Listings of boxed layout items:
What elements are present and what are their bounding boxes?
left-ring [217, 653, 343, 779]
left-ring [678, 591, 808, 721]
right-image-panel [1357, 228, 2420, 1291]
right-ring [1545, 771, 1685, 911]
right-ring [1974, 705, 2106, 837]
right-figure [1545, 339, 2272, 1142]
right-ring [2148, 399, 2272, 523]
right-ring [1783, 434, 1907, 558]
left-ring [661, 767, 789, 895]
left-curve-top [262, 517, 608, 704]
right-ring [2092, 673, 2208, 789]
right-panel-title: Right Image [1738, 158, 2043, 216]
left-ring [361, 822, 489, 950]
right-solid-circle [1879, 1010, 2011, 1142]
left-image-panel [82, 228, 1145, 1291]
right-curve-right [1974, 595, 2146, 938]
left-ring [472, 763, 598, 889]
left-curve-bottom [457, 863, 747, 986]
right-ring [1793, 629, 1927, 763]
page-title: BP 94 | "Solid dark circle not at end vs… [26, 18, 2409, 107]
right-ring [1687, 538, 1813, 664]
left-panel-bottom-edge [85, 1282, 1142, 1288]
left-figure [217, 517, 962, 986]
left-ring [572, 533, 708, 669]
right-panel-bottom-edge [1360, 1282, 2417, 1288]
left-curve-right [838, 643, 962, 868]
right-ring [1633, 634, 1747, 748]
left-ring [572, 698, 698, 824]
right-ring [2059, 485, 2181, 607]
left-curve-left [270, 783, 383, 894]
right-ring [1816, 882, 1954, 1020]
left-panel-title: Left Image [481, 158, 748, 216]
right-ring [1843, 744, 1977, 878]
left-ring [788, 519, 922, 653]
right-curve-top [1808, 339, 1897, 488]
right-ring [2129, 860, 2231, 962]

EXERCISE REQUIREMENTS: Reproduce every line above word for word, with no changes.

RESPONSE FOR THIS EXERCISE:
What elements are present and what are their bounding boxes?
left-ring [217, 653, 343, 779]
left-ring [678, 591, 808, 721]
right-image-panel [1357, 228, 2420, 1291]
right-ring [1545, 771, 1685, 911]
right-ring [1974, 705, 2106, 837]
right-figure [1545, 339, 2272, 1142]
right-ring [2148, 399, 2272, 523]
right-ring [1783, 434, 1907, 558]
left-ring [661, 767, 789, 895]
left-curve-top [262, 517, 608, 704]
right-ring [2092, 673, 2208, 789]
right-panel-title: Right Image [1738, 158, 2043, 216]
left-ring [361, 822, 489, 950]
right-solid-circle [1879, 1010, 2011, 1142]
left-image-panel [82, 228, 1145, 1291]
right-curve-right [1974, 595, 2146, 938]
left-ring [472, 763, 598, 889]
left-curve-bottom [457, 863, 747, 986]
right-ring [1793, 629, 1927, 763]
page-title: BP 94 | "Solid dark circle not at end vs… [26, 18, 2409, 107]
right-ring [1687, 538, 1813, 664]
left-panel-bottom-edge [85, 1282, 1142, 1288]
left-figure [217, 517, 962, 986]
left-ring [572, 533, 708, 669]
right-panel-bottom-edge [1360, 1282, 2417, 1288]
left-curve-right [838, 643, 962, 868]
right-ring [1633, 634, 1747, 748]
left-ring [572, 698, 698, 824]
right-ring [2059, 485, 2181, 607]
left-curve-left [270, 783, 383, 894]
right-ring [1816, 882, 1954, 1020]
left-panel-title: Left Image [481, 158, 748, 216]
right-ring [1843, 744, 1977, 878]
left-ring [788, 519, 922, 653]
right-curve-top [1808, 339, 1897, 488]
right-ring [2129, 860, 2231, 962]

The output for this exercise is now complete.